» **Short exercise**:
In the items below, write out verbatim every line in the stretch from the line containing "x-tick-label: Sviluppo economico" through the line containing "Detect and localize", including both of those lines.

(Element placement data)
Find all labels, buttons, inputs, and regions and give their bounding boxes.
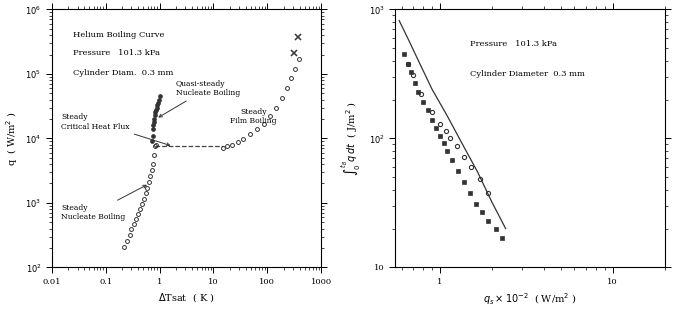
Y-axis label: q  ( W/m$^2$ ): q ( W/m$^2$ ) xyxy=(4,111,20,166)
Text: Steady
Film Boiling: Steady Film Boiling xyxy=(230,108,276,125)
Y-axis label: $\int_0^{t_B}q\,dt$  ( J/m$^2$ ): $\int_0^{t_B}q\,dt$ ( J/m$^2$ ) xyxy=(340,101,363,176)
Text: Steady
Critical Heat Flux: Steady Critical Heat Flux xyxy=(61,113,170,146)
Text: Cylinder Diameter  0.3 mm: Cylinder Diameter 0.3 mm xyxy=(470,70,585,78)
Text: Pressure   101.3 kPa: Pressure 101.3 kPa xyxy=(470,40,557,48)
Text: Helium Boiling Curve: Helium Boiling Curve xyxy=(73,31,164,39)
X-axis label: $q_s\times10^{-2}$  ( W/m$^2$ ): $q_s\times10^{-2}$ ( W/m$^2$ ) xyxy=(483,291,577,307)
Text: Quasi-steady
Nucleate Boiling: Quasi-steady Nucleate Boiling xyxy=(159,80,240,117)
Text: Pressure   101.3 kPa: Pressure 101.3 kPa xyxy=(73,49,160,58)
X-axis label: $\Delta$Tsat  ( K ): $\Delta$Tsat ( K ) xyxy=(158,291,215,304)
Text: Cylinder Diam.  0.3 mm: Cylinder Diam. 0.3 mm xyxy=(73,69,174,77)
Text: Steady
Nucleate Boiling: Steady Nucleate Boiling xyxy=(61,185,146,221)
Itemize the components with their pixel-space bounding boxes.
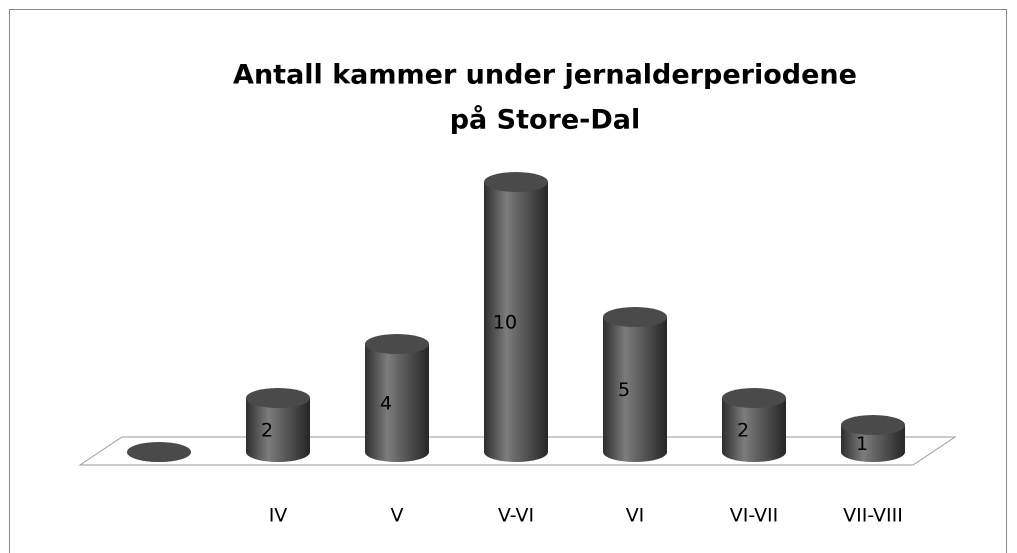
cylinder	[246, 388, 310, 462]
x-tick-label: VI-VII	[730, 505, 779, 527]
chart-title: Antall kammer under jernalderperiodene	[233, 60, 857, 91]
cylinder-body	[484, 182, 548, 462]
data-label: 2	[261, 420, 273, 442]
cylinder	[484, 172, 548, 462]
cylinder-body	[722, 398, 786, 462]
cylinder	[603, 307, 667, 462]
cylinder-top	[484, 172, 548, 192]
cylinder-top	[841, 415, 905, 435]
cylinder-body	[246, 398, 310, 462]
cylinder	[127, 442, 191, 462]
data-label: 1	[856, 433, 868, 455]
frame	[9, 9, 1007, 553]
data-label: 2	[737, 420, 749, 442]
data-label: 10	[493, 312, 517, 334]
x-tick-label: VI	[626, 505, 645, 527]
x-tick-label: V	[391, 505, 404, 527]
cylinder-body	[841, 425, 905, 462]
cylinder-top	[365, 334, 429, 354]
chart-title: på Store-Dal	[450, 104, 641, 136]
cylinder-top	[246, 388, 310, 408]
cylinder-top	[722, 388, 786, 408]
data-label: 4	[380, 393, 392, 415]
cylinder	[841, 415, 905, 462]
x-tick-label: VII-VIII	[843, 505, 903, 527]
cylinder-body	[365, 344, 429, 462]
cylinder-top	[127, 442, 191, 462]
cylinder-body	[603, 317, 667, 462]
cylinder-top	[603, 307, 667, 327]
cylinder	[365, 334, 429, 462]
x-tick-label: IV	[269, 505, 288, 527]
cylinder	[722, 388, 786, 462]
x-tick-label: V-VI	[498, 505, 534, 527]
data-label: 5	[618, 379, 630, 401]
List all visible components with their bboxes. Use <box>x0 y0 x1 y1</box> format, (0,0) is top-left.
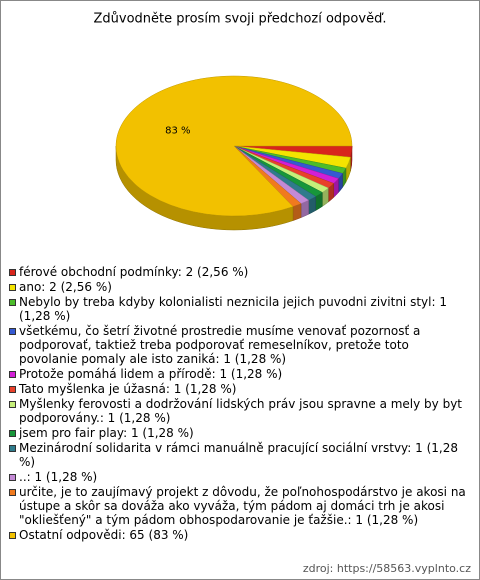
legend-label: Ostatní odpovědi: 65 (83 %) <box>19 528 189 542</box>
legend-item: všetkému, čo šetrí životné prostredie mu… <box>9 324 471 366</box>
legend-swatch <box>9 269 16 276</box>
legend-label: Mezinárodní solidarita v rámci manuálně … <box>19 441 458 469</box>
legend-label: Myšlenky ferovosti a dodržování lidských… <box>19 397 463 425</box>
legend-item: ..: 1 (1,28 %) <box>9 470 471 484</box>
legend-swatch <box>9 430 16 437</box>
slice <box>115 75 353 217</box>
legend-item: ano: 2 (2,56 %) <box>9 280 471 294</box>
legend-label: férové obchodní podmínky: 2 (2,56 %) <box>19 265 249 279</box>
source: zdroj: https://58563.vyplnto.cz <box>302 562 471 575</box>
legend-label: určite, je to zaujímavý projekt z dôvodu… <box>19 485 466 527</box>
legend-swatch <box>9 328 16 335</box>
legend: férové obchodní podmínky: 2 (2,56 %) ano:… <box>9 265 471 543</box>
legend-label: jsem pro fair play: 1 (1,28 %) <box>19 426 194 440</box>
legend-label: Protože pomáhá lidem a přírodě: 1 (1,28 … <box>19 367 283 381</box>
legend-label: Tato myšlenka je úžasná: 1 (1,28 %) <box>19 382 237 396</box>
legend-swatch <box>9 299 16 306</box>
legend-item: Protože pomáhá lidem a přírodě: 1 (1,28 … <box>9 367 471 381</box>
legend-label: všetkému, čo šetrí životné prostredie mu… <box>19 324 421 366</box>
legend-swatch <box>9 284 16 291</box>
legend-swatch <box>9 445 16 452</box>
legend-item: určite, je to zaujímavý projekt z dôvodu… <box>9 485 471 527</box>
legend-swatch <box>9 532 16 539</box>
legend-swatch <box>9 489 16 496</box>
legend-swatch <box>9 371 16 378</box>
legend-label: Nebylo by treba kdyby kolonialisti nezni… <box>19 295 447 323</box>
legend-swatch <box>9 474 16 481</box>
legend-item: jsem pro fair play: 1 (1,28 %) <box>9 426 471 440</box>
legend-item: Nebylo by treba kdyby kolonialisti nezni… <box>9 295 471 323</box>
legend-swatch <box>9 401 16 408</box>
legend-item: Myšlenky ferovosti a dodržování lidských… <box>9 397 471 425</box>
legend-swatch <box>9 386 16 393</box>
data-label: 83 % <box>165 125 190 136</box>
legend-item: Ostatní odpovědi: 65 (83 %) <box>9 528 471 542</box>
legend-item: Mezinárodní solidarita v rámci manuálně … <box>9 441 471 469</box>
legend-item: férové obchodní podmínky: 2 (2,56 %) <box>9 265 471 279</box>
legend-label: ano: 2 (2,56 %) <box>19 280 112 294</box>
chart: Zdůvodněte prosím svoji předchozí odpově… <box>94 12 387 231</box>
legend-item: Tato myšlenka je úžasná: 1 (1,28 %) <box>9 382 471 396</box>
legend-label: ..: 1 (1,28 %) <box>19 470 98 484</box>
chart-title: Zdůvodněte prosím svoji předchozí odpově… <box>94 12 387 27</box>
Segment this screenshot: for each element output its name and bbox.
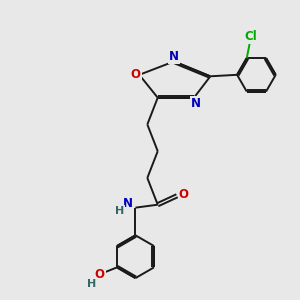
- Text: H: H: [87, 279, 96, 289]
- Text: O: O: [178, 188, 189, 201]
- Text: O: O: [131, 68, 141, 81]
- Text: N: N: [191, 97, 201, 110]
- Text: N: N: [123, 197, 133, 210]
- Text: O: O: [95, 268, 105, 281]
- Text: Cl: Cl: [245, 30, 258, 43]
- Text: H: H: [116, 206, 124, 216]
- Text: N: N: [169, 50, 179, 63]
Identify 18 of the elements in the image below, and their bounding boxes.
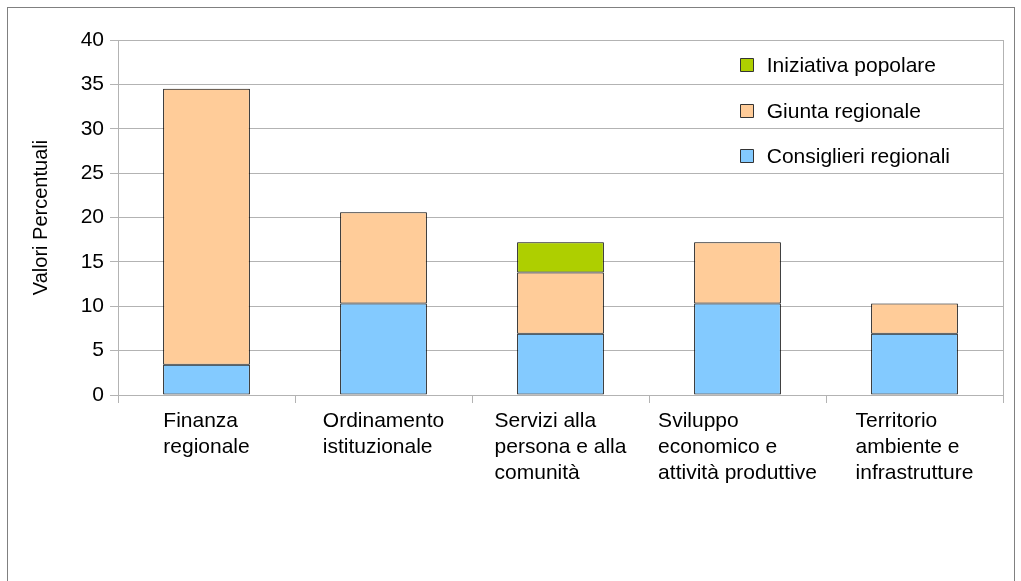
x-tick-label: Sviluppo economico e attività produttive [658, 408, 817, 484]
y-tick-label: 40 [80, 26, 104, 50]
x-tick-label: Servizi alla persona e alla comunità [494, 408, 627, 484]
legend-label: Iniziativa popolare [766, 52, 937, 76]
x-tick-label: Ordinamento istituzionale [322, 408, 445, 458]
y-tick-label: 15 [80, 248, 104, 272]
y-tick-label: 20 [80, 204, 104, 228]
legend-label: Giunta regionale [766, 98, 921, 122]
y-tick-label: 5 [92, 337, 104, 361]
x-tick-label: Territorio ambiente e infrastrutture [855, 408, 974, 484]
y-tick-label: 0 [92, 381, 104, 405]
y-tick-label: 25 [80, 159, 104, 183]
x-tick-label: Finanza regionale [163, 408, 250, 458]
legend-label: Consiglieri regionali [766, 143, 951, 167]
y-tick-label: 30 [80, 115, 104, 139]
y-axis-title: Valori Percentuali [28, 139, 51, 296]
y-tick-label: 35 [80, 71, 104, 95]
y-tick-label: 10 [80, 293, 104, 317]
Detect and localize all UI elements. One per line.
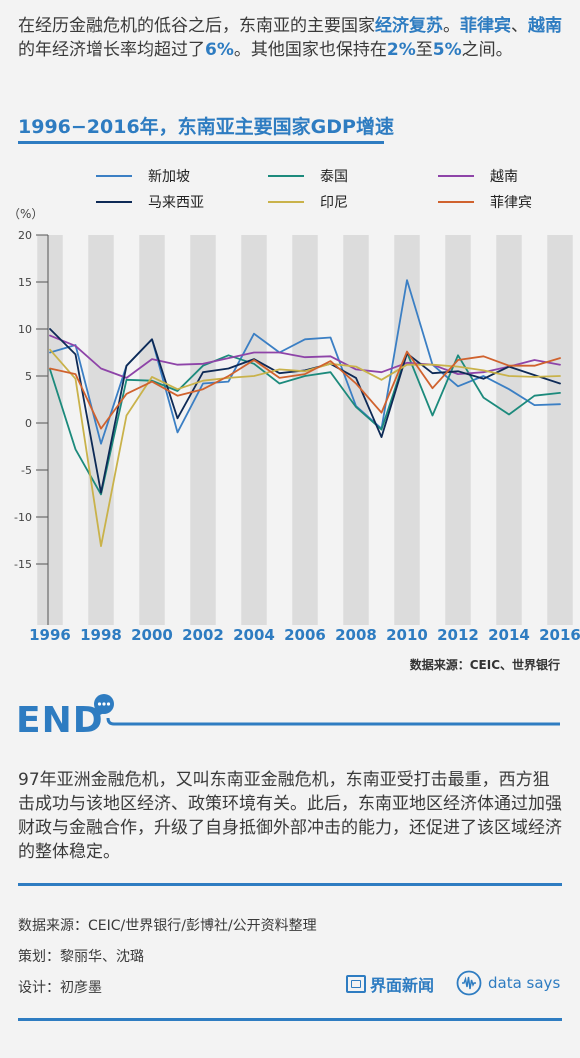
intro-paragraph: 在经历金融危机的低谷之后，东南亚的主要国家经济复苏。菲律宾、越南的年经济增长率均… (18, 14, 566, 62)
divider-top (18, 883, 562, 886)
legend-label: 印尼 (320, 195, 348, 211)
x-tick-label: 2012 (437, 626, 479, 644)
legend-item: 印尼 (268, 195, 348, 211)
y-axis-label: （%） (8, 207, 43, 221)
intro-highlight-6pct: 6% (205, 40, 234, 60)
summary-paragraph: 97年亚洲金融危机，又叫东南亚金融危机，东南亚受打击最重，西方狙击成功与该地区经… (18, 770, 562, 862)
x-tick-label: 2010 (386, 626, 428, 644)
end-rule-line (106, 717, 560, 726)
legend-label: 越南 (490, 169, 518, 185)
intro-text-7: 之间。 (461, 40, 513, 60)
x-tick-label: 2008 (335, 626, 377, 644)
grid-band (37, 235, 63, 625)
grid-band (241, 235, 267, 625)
intro-highlight-vietnam: 越南 (528, 16, 562, 36)
x-tick-label: 2000 (131, 626, 173, 644)
x-tick-label: 2002 (182, 626, 224, 644)
waveform-icon (456, 970, 482, 996)
end-divider (94, 690, 564, 734)
legend-label: 泰国 (320, 169, 348, 185)
grid-band (139, 235, 165, 625)
grid-band (445, 235, 471, 625)
series-line (49, 348, 561, 548)
intro-text-4: 的年经济增长率均超过了 (18, 40, 205, 60)
grid-band (496, 235, 522, 625)
intro-text-1: 在经历金融危机的低谷之后，东南亚的主要国家 (18, 16, 375, 36)
credits-designer: 设计：初彦墨 (18, 980, 102, 996)
gdp-growth-line-chart: 20 15 10 5 0 -5 -10 -15 （%） 1996 1998 2000 2002 2004 2… (8, 169, 580, 644)
y-tick-label: -15 (14, 558, 32, 571)
legend-item: 马来西亚 (96, 195, 204, 211)
series-line (49, 351, 561, 496)
intro-highlight-5pct: 5% (432, 40, 462, 60)
intro-highlight-recovery: 经济复苏 (375, 16, 443, 36)
chart-title: 1996−2016年，东南亚主要国家GDP增速 (18, 116, 394, 138)
y-tick-label: 5 (25, 370, 32, 383)
jiemian-logo-icon (346, 975, 366, 993)
intro-highlight-2pct: 2% (386, 40, 416, 60)
grid-band (88, 235, 114, 625)
jiemian-logo-text: 界面新闻 (370, 976, 435, 995)
intro-highlight-philippines: 菲律宾 (460, 16, 511, 36)
x-tick-label: 2016 (539, 626, 580, 644)
grid-band (394, 235, 420, 625)
legend-item: 菲律宾 (438, 195, 532, 211)
divider-bottom (18, 1018, 562, 1021)
grid-band (190, 235, 216, 625)
credits-planner: 策划：黎丽华、沈璐 (18, 949, 144, 965)
y-tick-label: -5 (21, 464, 32, 477)
series-lines (49, 279, 561, 548)
chat-bubble-icon (94, 694, 114, 717)
datasays-logo-text: data says (488, 974, 561, 992)
series-line (49, 334, 561, 379)
jiemian-logo: 界面新闻 (346, 972, 434, 996)
chart-source: 数据来源：CEIC、世界银行 (409, 658, 560, 672)
x-tick-label: 2006 (284, 626, 326, 644)
y-tick-label: -10 (14, 511, 32, 524)
series-line (49, 350, 561, 430)
y-tick-label: 15 (18, 276, 32, 289)
chart-title-underline (18, 141, 384, 144)
legend-label: 菲律宾 (490, 195, 532, 211)
x-axis: 1996 1998 2000 2002 2004 2006 2008 2010 2012 2014… (29, 626, 580, 644)
credits-source: 数据来源：CEIC/世界银行/彭博社/公开资料整理 (18, 918, 317, 934)
legend-label: 新加坡 (148, 169, 190, 185)
y-tick-label: 20 (18, 229, 32, 242)
grid-band (547, 235, 573, 625)
legend-item: 新加坡 (96, 169, 190, 185)
x-tick-label: 2014 (488, 626, 530, 644)
intro-text-3: 、 (511, 16, 528, 36)
grid-band (292, 235, 318, 625)
x-tick-label: 2004 (233, 626, 275, 644)
intro-text-5: 。其他国家也保持在 (233, 40, 387, 60)
grid-bands (37, 235, 573, 625)
intro-text-2: 。 (443, 16, 460, 36)
y-axis: 20 15 10 5 0 -5 -10 -15 （%） (8, 207, 49, 625)
datasays-logo: data says (456, 970, 560, 996)
x-tick-label: 1998 (80, 626, 122, 644)
grid-band (343, 235, 369, 625)
x-tick-label: 1996 (29, 626, 71, 644)
legend-label: 马来西亚 (148, 195, 204, 211)
end-heading: END (16, 700, 104, 741)
legend-item: 越南 (438, 169, 518, 185)
intro-text-6: 至 (415, 40, 433, 60)
y-tick-label: 10 (18, 323, 32, 336)
y-tick-label: 0 (25, 417, 32, 430)
legend-item: 泰国 (268, 169, 348, 185)
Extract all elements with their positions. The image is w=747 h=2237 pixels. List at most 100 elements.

» **Task solution**:
x-tick-label: Sviluppo economico e attività produttive [658, 408, 817, 484]
y-tick-label: 40 [80, 26, 104, 50]
x-tick-label: Servizi alla persona e alla comunità [494, 408, 627, 484]
legend-label: Iniziativa popolare [766, 52, 937, 76]
x-tick-label: Ordinamento istituzionale [322, 408, 445, 458]
y-tick-label: 15 [80, 248, 104, 272]
y-tick-label: 20 [80, 204, 104, 228]
legend-label: Giunta regionale [766, 98, 921, 122]
y-tick-label: 5 [92, 337, 104, 361]
x-tick-label: Territorio ambiente e infrastrutture [855, 408, 974, 484]
y-tick-label: 0 [92, 381, 104, 405]
y-tick-label: 25 [80, 159, 104, 183]
x-tick-label: Finanza regionale [163, 408, 250, 458]
legend-label: Consiglieri regionali [766, 143, 951, 167]
y-tick-label: 30 [80, 115, 104, 139]
y-axis-title: Valori Percentuali [28, 139, 51, 296]
y-tick-label: 35 [80, 71, 104, 95]
y-tick-label: 10 [80, 293, 104, 317]
Detect and localize all UI elements. One per line.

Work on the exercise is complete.